Problem description
Return each entry exactly, omitting nothing.
Top of Data supplied
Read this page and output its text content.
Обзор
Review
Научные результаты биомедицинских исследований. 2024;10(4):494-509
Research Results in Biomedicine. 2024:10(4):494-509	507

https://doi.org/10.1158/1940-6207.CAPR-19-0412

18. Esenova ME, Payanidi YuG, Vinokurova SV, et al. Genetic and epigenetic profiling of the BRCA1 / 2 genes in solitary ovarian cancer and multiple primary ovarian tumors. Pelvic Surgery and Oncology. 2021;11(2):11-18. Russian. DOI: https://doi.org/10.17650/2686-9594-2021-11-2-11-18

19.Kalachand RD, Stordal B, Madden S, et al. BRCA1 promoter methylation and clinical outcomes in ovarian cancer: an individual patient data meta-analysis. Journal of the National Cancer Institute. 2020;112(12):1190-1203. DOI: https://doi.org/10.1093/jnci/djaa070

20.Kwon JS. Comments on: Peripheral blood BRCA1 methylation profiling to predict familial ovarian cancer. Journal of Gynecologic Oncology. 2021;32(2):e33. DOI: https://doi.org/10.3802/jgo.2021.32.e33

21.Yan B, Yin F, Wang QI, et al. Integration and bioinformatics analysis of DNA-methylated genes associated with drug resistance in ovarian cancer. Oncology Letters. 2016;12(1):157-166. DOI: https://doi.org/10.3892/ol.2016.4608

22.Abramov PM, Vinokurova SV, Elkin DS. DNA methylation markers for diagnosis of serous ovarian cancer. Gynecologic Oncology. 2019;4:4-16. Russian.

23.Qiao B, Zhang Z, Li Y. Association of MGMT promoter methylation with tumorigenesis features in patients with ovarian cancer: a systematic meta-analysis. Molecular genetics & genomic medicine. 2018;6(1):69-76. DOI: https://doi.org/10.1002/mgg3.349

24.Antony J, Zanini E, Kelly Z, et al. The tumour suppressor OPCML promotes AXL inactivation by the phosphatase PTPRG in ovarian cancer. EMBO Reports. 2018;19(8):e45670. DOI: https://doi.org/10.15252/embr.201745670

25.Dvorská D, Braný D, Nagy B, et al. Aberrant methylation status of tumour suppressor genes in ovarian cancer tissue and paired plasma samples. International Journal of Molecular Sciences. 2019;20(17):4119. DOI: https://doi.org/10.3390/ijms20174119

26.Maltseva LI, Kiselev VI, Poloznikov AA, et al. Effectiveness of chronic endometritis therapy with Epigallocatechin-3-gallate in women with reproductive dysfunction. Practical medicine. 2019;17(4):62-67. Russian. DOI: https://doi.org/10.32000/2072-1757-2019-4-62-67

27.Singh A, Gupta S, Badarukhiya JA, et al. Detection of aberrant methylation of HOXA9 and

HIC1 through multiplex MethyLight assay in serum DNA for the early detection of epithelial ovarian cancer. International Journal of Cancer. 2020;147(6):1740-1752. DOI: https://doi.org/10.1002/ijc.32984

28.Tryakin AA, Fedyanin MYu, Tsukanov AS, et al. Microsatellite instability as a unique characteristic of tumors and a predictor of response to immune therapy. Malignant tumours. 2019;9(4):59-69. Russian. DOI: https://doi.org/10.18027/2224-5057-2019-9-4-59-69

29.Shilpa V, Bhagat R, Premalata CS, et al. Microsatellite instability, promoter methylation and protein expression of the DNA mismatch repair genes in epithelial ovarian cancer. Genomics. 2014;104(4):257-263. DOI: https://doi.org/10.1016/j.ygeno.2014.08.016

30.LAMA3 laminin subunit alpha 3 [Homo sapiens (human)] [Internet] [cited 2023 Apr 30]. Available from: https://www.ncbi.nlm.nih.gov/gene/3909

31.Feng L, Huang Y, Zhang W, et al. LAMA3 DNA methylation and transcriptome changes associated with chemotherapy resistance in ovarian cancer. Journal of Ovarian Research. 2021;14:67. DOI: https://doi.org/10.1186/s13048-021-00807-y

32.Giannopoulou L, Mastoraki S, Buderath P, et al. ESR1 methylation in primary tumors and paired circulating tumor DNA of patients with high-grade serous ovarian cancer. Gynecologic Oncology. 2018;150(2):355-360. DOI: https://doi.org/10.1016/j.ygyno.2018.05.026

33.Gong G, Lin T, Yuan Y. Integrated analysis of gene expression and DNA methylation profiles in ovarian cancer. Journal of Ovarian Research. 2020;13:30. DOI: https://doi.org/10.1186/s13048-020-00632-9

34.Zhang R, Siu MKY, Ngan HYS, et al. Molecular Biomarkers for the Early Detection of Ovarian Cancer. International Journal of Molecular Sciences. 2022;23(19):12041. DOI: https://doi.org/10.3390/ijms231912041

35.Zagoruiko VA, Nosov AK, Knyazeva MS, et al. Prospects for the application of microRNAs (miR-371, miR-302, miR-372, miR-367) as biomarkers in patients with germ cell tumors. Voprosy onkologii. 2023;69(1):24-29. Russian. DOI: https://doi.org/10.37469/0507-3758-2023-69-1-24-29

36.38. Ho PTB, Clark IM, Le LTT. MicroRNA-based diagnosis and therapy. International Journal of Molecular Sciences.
Bottom of Data supplied
Solution
Read this page and output its text content.
Обзор
Review
Научные результаты биомедицинских исследований. 2024;10(4):494-509
Research Results in Biomedicine. 2024:10(4):494-509	507

https://doi.org/10.1158/1940-6207.CAPR-19-0412

18. Esenova ME, Payanidi YuG, Vinokurova SV, et al. Genetic and epigenetic profiling of the BRCA1 / 2 genes in solitary ovarian cancer and multiple primary ovarian tumors. Pelvic Surgery and Oncology. 2021;11(2):11-18. Russian. DOI: https://doi.org/10.17650/2686-9594-2021-11-2-11-18

19.Kalachand RD, Stordal B, Madden S, et al. BRCA1 promoter methylation and clinical outcomes in ovarian cancer: an individual patient data meta-analysis. Journal of the National Cancer Institute. 2020;112(12):1190-1203. DOI: https://doi.org/10.1093/jnci/djaa070

20.Kwon JS. Comments on: Peripheral blood BRCA1 methylation profiling to predict familial ovarian cancer. Journal of Gynecologic Oncology. 2021;32(2):e33. DOI: https://doi.org/10.3802/jgo.2021.32.e33

21.Yan B, Yin F, Wang QI, et al. Integration and bioinformatics analysis of DNA-methylated genes associated with drug resistance in ovarian cancer. Oncology Letters. 2016;12(1):157-166. DOI: https://doi.org/10.3892/ol.2016.4608

22.Abramov PM, Vinokurova SV, Elkin DS. DNA methylation markers for diagnosis of serous ovarian cancer. Gynecologic Oncology. 2019;4:4-16. Russian.

23.Qiao B, Zhang Z, Li Y. Association of MGMT promoter methylation with tumorigenesis features in patients with ovarian cancer: a systematic meta-analysis. Molecular genetics & genomic medicine. 2018;6(1):69-76. DOI: https://doi.org/10.1002/mgg3.349

24.Antony J, Zanini E, Kelly Z, et al. The tumour suppressor OPCML promotes AXL inactivation by the phosphatase PTPRG in ovarian cancer. EMBO Reports. 2018;19(8):e45670. DOI: https://doi.org/10.15252/embr.201745670

25.Dvorská D, Braný D, Nagy B, et al. Aberrant methylation status of tumour suppressor genes in ovarian cancer tissue and paired plasma samples. International Journal of Molecular Sciences. 2019;20(17):4119. DOI: https://doi.org/10.3390/ijms20174119

26.Maltseva LI, Kiselev VI, Poloznikov AA, et al. Effectiveness of chronic endometritis therapy with Epigallocatechin-3-gallate in women with reproductive dysfunction. Practical medicine. 2019;17(4):62-67. Russian. DOI: https://doi.org/10.32000/2072-1757-2019-4-62-67

27.Singh A, Gupta S, Badarukhiya JA, et al. Detection of aberrant methylation of HOXA9 and

HIC1 through multiplex MethyLight assay in serum DNA for the early detection of epithelial ovarian cancer. International Journal of Cancer. 2020;147(6):1740-1752. DOI: https://doi.org/10.1002/ijc.32984

28.Tryakin AA, Fedyanin MYu, Tsukanov AS, et al. Microsatellite instability as a unique characteristic of tumors and a predictor of response to immune therapy. Malignant tumours. 2019;9(4):59-69. Russian. DOI: https://doi.org/10.18027/2224-5057-2019-9-4-59-69

29.Shilpa V, Bhagat R, Premalata CS, et al. Microsatellite instability, promoter methylation and protein expression of the DNA mismatch repair genes in epithelial ovarian cancer. Genomics. 2014;104(4):257-263. DOI: https://doi.org/10.1016/j.ygeno.2014.08.016

30.LAMA3 laminin subunit alpha 3 [Homo sapiens (human)] [Internet] [cited 2023 Apr 30]. Available from: https://www.ncbi.nlm.nih.gov/gene/3909

31.Feng L, Huang Y, Zhang W, et al. LAMA3 DNA methylation and transcriptome changes associated with chemotherapy resistance in ovarian cancer. Journal of Ovarian Research. 2021;14:67. DOI: https://doi.org/10.1186/s13048-021-00807-y

32.Giannopoulou L, Mastoraki S, Buderath P, et al. ESR1 methylation in primary tumors and paired circulating tumor DNA of patients with high-grade serous ovarian cancer. Gynecologic Oncology. 2018;150(2):355-360. DOI: https://doi.org/10.1016/j.ygyno.2018.05.026

33.Gong G, Lin T, Yuan Y. Integrated analysis of gene expression and DNA methylation profiles in ovarian cancer. Journal of Ovarian Research. 2020;13:30. DOI: https://doi.org/10.1186/s13048-020-00632-9

34.Zhang R, Siu MKY, Ngan HYS, et al. Molecular Biomarkers for the Early Detection of Ovarian Cancer. International Journal of Molecular Sciences. 2022;23(19):12041. DOI: https://doi.org/10.3390/ijms231912041

35.Zagoruiko VA, Nosov AK, Knyazeva MS, et al. Prospects for the application of microRNAs (miR-371, miR-302, miR-372, miR-367) as biomarkers in patients with germ cell tumors. Voprosy onkologii. 2023;69(1):24-29. Russian. DOI: https://doi.org/10.37469/0507-3758-2023-69-1-24-29

36.38. Ho PTB, Clark IM, Le LTT. MicroRNA-based diagnosis and therapy. International Journal of Molecular Sciences.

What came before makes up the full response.